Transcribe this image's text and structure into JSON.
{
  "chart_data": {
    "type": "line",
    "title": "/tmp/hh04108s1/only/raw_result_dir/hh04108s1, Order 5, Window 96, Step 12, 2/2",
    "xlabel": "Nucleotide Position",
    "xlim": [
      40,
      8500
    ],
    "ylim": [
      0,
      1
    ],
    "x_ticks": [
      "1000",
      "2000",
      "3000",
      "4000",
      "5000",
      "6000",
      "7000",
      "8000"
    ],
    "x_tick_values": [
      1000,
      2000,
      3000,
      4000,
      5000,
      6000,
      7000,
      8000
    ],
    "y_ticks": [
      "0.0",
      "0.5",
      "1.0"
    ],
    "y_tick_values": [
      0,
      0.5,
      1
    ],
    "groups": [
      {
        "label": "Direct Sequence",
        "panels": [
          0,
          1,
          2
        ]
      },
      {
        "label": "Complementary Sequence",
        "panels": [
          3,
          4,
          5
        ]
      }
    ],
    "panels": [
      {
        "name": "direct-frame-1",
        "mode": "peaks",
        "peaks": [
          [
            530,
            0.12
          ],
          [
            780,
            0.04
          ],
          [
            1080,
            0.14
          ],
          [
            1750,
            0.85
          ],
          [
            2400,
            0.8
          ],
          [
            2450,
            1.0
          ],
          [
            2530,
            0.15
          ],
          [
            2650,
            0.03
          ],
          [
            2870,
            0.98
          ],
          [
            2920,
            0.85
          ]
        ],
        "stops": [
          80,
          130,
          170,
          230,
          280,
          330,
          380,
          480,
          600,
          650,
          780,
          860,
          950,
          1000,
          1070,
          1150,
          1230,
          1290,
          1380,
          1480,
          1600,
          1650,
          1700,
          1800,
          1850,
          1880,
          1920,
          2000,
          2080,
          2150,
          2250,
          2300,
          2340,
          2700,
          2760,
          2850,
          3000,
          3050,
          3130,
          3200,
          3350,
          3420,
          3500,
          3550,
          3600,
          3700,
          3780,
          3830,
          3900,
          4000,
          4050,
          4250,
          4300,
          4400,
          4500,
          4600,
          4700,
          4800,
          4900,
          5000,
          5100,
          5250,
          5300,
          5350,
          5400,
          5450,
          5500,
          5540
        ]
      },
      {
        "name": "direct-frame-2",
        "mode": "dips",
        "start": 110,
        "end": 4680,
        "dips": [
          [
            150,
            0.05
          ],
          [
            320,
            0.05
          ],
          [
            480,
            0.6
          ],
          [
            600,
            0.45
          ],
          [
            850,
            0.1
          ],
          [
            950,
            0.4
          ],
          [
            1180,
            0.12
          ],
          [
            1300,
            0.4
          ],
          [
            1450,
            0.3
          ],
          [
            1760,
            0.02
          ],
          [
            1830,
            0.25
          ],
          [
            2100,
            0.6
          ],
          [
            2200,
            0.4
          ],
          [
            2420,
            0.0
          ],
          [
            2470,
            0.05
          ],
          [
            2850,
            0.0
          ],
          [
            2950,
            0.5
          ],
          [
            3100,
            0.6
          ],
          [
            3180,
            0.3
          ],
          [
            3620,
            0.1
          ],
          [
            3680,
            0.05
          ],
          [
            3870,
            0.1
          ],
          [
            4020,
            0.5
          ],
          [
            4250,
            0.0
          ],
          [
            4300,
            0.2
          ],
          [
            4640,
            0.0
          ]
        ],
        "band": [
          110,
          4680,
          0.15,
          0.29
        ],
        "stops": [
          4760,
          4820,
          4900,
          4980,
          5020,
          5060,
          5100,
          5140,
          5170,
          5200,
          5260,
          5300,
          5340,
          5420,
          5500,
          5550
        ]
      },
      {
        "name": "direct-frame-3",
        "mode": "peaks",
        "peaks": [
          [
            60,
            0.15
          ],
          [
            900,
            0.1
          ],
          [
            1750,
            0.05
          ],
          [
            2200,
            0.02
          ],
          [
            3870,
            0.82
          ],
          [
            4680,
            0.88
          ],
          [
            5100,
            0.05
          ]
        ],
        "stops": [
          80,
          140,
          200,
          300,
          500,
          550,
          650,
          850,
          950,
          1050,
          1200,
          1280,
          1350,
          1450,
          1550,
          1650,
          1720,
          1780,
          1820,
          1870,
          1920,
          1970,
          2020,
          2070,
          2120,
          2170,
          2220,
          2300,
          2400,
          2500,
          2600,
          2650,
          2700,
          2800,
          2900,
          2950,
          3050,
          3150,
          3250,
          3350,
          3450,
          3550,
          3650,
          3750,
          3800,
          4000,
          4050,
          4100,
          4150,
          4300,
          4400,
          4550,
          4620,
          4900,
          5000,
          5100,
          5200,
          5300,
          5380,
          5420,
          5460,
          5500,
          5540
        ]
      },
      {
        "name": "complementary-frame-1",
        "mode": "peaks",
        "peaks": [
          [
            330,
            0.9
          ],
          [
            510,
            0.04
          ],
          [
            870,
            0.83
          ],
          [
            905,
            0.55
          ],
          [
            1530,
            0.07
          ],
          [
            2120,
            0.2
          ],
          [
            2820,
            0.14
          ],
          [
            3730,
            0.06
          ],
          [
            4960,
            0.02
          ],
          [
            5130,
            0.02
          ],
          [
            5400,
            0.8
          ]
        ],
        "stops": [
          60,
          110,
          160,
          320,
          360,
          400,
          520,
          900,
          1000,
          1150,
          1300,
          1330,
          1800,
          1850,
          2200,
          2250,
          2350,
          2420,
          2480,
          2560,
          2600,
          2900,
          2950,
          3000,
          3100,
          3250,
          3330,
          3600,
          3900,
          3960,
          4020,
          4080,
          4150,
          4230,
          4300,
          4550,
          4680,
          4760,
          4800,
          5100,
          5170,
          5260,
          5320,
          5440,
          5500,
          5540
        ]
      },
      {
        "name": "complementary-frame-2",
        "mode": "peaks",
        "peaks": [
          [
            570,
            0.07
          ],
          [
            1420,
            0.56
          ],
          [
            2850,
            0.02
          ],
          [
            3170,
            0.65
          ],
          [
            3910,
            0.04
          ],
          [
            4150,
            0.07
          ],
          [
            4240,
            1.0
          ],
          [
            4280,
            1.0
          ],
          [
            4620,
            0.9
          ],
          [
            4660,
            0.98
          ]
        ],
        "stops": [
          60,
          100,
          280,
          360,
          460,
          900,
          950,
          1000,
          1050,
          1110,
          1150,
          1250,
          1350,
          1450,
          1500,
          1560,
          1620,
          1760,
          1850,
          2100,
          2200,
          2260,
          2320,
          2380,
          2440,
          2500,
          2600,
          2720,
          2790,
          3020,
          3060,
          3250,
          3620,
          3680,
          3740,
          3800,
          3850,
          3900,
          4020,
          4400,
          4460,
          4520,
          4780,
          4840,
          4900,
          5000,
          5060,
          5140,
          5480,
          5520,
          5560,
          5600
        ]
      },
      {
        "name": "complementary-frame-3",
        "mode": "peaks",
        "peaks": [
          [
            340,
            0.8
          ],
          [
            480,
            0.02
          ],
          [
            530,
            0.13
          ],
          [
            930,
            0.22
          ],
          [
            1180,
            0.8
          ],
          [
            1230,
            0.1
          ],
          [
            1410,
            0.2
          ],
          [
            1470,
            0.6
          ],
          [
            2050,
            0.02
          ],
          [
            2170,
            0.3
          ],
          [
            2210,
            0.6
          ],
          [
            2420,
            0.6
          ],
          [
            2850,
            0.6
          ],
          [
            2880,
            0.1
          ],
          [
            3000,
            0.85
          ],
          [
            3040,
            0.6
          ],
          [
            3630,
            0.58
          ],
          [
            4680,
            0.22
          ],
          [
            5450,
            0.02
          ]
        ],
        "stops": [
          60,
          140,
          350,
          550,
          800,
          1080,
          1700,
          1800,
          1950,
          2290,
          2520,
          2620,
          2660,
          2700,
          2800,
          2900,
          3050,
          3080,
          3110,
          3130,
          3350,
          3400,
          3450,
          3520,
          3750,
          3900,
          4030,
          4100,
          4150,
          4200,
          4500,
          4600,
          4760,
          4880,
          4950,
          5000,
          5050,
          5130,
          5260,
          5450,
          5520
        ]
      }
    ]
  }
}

== WHAT THE TASK ASKS ==
Determine how many lines contain the word "name" and reply with that number alone.

== TASK RESULT ==
6